### Exercise instructions:
Every entry needs to be printed exactly, please.

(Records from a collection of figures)
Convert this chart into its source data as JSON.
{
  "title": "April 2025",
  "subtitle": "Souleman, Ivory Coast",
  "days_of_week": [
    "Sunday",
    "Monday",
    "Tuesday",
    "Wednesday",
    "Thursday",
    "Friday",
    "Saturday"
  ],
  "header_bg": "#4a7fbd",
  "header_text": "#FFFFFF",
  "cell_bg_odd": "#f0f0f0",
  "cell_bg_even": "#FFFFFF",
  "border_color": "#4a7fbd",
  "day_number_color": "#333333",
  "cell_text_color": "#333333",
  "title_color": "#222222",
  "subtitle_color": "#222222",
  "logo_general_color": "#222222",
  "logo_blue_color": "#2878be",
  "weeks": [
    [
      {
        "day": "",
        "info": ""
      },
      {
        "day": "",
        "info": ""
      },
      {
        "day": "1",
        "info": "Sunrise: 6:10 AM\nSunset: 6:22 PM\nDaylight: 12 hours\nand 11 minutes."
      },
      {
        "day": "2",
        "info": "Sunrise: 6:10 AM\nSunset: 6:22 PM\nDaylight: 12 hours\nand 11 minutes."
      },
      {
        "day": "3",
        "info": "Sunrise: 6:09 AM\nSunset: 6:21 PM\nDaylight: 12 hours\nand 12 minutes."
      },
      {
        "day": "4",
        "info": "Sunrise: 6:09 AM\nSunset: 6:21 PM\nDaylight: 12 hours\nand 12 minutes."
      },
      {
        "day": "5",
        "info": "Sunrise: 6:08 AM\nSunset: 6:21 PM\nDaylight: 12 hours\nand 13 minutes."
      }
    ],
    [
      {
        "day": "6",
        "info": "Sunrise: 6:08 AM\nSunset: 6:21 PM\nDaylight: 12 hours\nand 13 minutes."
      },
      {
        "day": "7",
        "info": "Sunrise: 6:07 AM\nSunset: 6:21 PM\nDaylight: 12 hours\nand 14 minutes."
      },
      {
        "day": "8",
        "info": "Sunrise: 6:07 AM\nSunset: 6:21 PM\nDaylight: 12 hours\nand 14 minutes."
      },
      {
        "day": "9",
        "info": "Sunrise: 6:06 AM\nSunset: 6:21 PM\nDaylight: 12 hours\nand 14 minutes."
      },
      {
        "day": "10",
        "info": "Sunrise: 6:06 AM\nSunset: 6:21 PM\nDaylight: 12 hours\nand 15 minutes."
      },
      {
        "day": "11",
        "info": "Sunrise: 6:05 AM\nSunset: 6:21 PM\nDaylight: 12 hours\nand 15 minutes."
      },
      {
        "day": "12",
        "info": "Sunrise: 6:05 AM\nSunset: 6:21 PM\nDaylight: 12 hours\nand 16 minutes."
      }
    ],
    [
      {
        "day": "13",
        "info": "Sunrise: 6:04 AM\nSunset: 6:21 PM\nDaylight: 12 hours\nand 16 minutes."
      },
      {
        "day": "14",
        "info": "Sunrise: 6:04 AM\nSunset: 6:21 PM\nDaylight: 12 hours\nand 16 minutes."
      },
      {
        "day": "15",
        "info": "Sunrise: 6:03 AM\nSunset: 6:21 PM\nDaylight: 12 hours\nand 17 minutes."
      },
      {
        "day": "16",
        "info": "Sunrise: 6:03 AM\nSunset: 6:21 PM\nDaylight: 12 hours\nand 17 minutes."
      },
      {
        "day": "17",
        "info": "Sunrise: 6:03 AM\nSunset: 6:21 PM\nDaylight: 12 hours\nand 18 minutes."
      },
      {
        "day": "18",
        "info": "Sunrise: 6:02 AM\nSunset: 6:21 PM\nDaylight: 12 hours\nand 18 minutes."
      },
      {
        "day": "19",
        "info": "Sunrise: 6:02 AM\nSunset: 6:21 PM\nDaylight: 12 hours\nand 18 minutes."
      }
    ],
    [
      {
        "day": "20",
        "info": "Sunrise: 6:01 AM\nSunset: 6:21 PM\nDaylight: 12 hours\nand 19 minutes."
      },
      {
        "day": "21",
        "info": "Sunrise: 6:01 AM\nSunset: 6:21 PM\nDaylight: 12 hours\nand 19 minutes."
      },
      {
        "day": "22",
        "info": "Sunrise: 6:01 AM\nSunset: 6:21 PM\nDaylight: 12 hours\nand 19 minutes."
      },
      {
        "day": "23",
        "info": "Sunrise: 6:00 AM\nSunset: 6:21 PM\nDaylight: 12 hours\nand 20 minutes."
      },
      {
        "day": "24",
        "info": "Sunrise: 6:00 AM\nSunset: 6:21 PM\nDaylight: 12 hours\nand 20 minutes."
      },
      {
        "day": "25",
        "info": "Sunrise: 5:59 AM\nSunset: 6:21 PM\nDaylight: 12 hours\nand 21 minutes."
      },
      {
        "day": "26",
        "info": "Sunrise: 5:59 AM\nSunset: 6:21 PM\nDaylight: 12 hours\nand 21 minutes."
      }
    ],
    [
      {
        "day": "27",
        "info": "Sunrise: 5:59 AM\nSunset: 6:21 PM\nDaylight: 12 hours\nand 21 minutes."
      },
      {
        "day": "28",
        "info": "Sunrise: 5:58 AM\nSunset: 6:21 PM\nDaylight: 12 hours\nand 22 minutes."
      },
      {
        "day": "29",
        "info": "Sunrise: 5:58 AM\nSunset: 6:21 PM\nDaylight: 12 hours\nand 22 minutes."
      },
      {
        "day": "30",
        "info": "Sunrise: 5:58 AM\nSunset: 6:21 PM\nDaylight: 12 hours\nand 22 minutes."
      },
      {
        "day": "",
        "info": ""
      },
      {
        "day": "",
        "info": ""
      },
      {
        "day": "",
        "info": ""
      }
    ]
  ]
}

### Completed exercise:
Convert this chart into its source data as JSON.
{
  "title": "April 2025",
  "subtitle": "Souleman, Ivory Coast",
  "days_of_week": [
    "Sunday",
    "Monday",
    "Tuesday",
    "Wednesday",
    "Thursday",
    "Friday",
    "Saturday"
  ],
  "header_bg": "#4a7fbd",
  "header_text": "#FFFFFF",
  "cell_bg_odd": "#f0f0f0",
  "cell_bg_even": "#FFFFFF",
  "border_color": "#4a7fbd",
  "day_number_color": "#333333",
  "cell_text_color": "#333333",
  "title_color": "#222222",
  "subtitle_color": "#222222",
  "logo_general_color": "#222222",
  "logo_blue_color": "#2878be",
  "weeks": [
    [
      {
        "day": "",
        "info": ""
      },
      {
        "day": "",
        "info": ""
      },
      {
        "day": "1",
        "info": "Sunrise: 6:10 AM\nSunset: 6:22 PM\nDaylight: 12 hours\nand 11 minutes."
      },
      {
        "day": "2",
        "info": "Sunrise: 6:10 AM\nSunset: 6:22 PM\nDaylight: 12 hours\nand 11 minutes."
      },
      {
        "day": "3",
        "info": "Sunrise: 6:09 AM\nSunset: 6:21 PM\nDaylight: 12 hours\nand 12 minutes."
      },
      {
        "day": "4",
        "info": "Sunrise: 6:09 AM\nSunset: 6:21 PM\nDaylight: 12 hours\nand 12 minutes."
      },
      {
        "day": "5",
        "info": "Sunrise: 6:08 AM\nSunset: 6:21 PM\nDaylight: 12 hours\nand 13 minutes."
      }
    ],
    [
      {
        "day": "6",
        "info": "Sunrise: 6:08 AM\nSunset: 6:21 PM\nDaylight: 12 hours\nand 13 minutes."
      },
      {
        "day": "7",
        "info": "Sunrise: 6:07 AM\nSunset: 6:21 PM\nDaylight: 12 hours\nand 14 minutes."
      },
      {
        "day": "8",
        "info": "Sunrise: 6:07 AM\nSunset: 6:21 PM\nDaylight: 12 hours\nand 14 minutes."
      },
      {
        "day": "9",
        "info": "Sunrise: 6:06 AM\nSunset: 6:21 PM\nDaylight: 12 hours\nand 14 minutes."
      },
      {
        "day": "10",
        "info": "Sunrise: 6:06 AM\nSunset: 6:21 PM\nDaylight: 12 hours\nand 15 minutes."
      },
      {
        "day": "11",
        "info": "Sunrise: 6:05 AM\nSunset: 6:21 PM\nDaylight: 12 hours\nand 15 minutes."
      },
      {
        "day": "12",
        "info": "Sunrise: 6:05 AM\nSunset: 6:21 PM\nDaylight: 12 hours\nand 16 minutes."
      }
    ],
    [
      {
        "day": "13",
        "info": "Sunrise: 6:04 AM\nSunset: 6:21 PM\nDaylight: 12 hours\nand 16 minutes."
      },
      {
        "day": "14",
        "info": "Sunrise: 6:04 AM\nSunset: 6:21 PM\nDaylight: 12 hours\nand 16 minutes."
      },
      {
        "day": "15",
        "info": "Sunrise: 6:03 AM\nSunset: 6:21 PM\nDaylight: 12 hours\nand 17 minutes."
      },
      {
        "day": "16",
        "info": "Sunrise: 6:03 AM\nSunset: 6:21 PM\nDaylight: 12 hours\nand 17 minutes."
      },
      {
        "day": "17",
        "info": "Sunrise: 6:03 AM\nSunset: 6:21 PM\nDaylight: 12 hours\nand 18 minutes."
      },
      {
        "day": "18",
        "info": "Sunrise: 6:02 AM\nSunset: 6:21 PM\nDaylight: 12 hours\nand 18 minutes."
      },
      {
        "day": "19",
        "info": "Sunrise: 6:02 AM\nSunset: 6:21 PM\nDaylight: 12 hours\nand 18 minutes."
      }
    ],
    [
      {
        "day": "20",
        "info": "Sunrise: 6:01 AM\nSunset: 6:21 PM\nDaylight: 12 hours\nand 19 minutes."
      },
      {
        "day": "21",
        "info": "Sunrise: 6:01 AM\nSunset: 6:21 PM\nDaylight: 12 hours\nand 19 minutes."
      },
      {
        "day": "22",
        "info": "Sunrise: 6:01 AM\nSunset: 6:21 PM\nDaylight: 12 hours\nand 19 minutes."
      },
      {
        "day": "23",
        "info": "Sunrise: 6:00 AM\nSunset: 6:21 PM\nDaylight: 12 hours\nand 20 minutes."
      },
      {
        "day": "24",
        "info": "Sunrise: 6:00 AM\nSunset: 6:21 PM\nDaylight: 12 hours\nand 20 minutes."
      },
      {
        "day": "25",
        "info": "Sunrise: 5:59 AM\nSunset: 6:21 PM\nDaylight: 12 hours\nand 21 minutes."
      },
      {
        "day": "26",
        "info": "Sunrise: 5:59 AM\nSunset: 6:21 PM\nDaylight: 12 hours\nand 21 minutes."
      }
    ],
    [
      {
        "day": "27",
        "info": "Sunrise: 5:59 AM\nSunset: 6:21 PM\nDaylight: 12 hours\nand 21 minutes."
      },
      {
        "day": "28",
        "info": "Sunrise: 5:58 AM\nSunset: 6:21 PM\nDaylight: 12 hours\nand 22 minutes."
      },
      {
        "day": "29",
        "info": "Sunrise: 5:58 AM\nSunset: 6:21 PM\nDaylight: 12 hours\nand 22 minutes."
      },
      {
        "day": "30",
        "info": "Sunrise: 5:58 AM\nSunset: 6:21 PM\nDaylight: 12 hours\nand 22 minutes."
      },
      {
        "day": "",
        "info": ""
      },
      {
        "day": "",
        "info": ""
      },
      {
        "day": "",
        "info": ""
      }
    ]
  ]
}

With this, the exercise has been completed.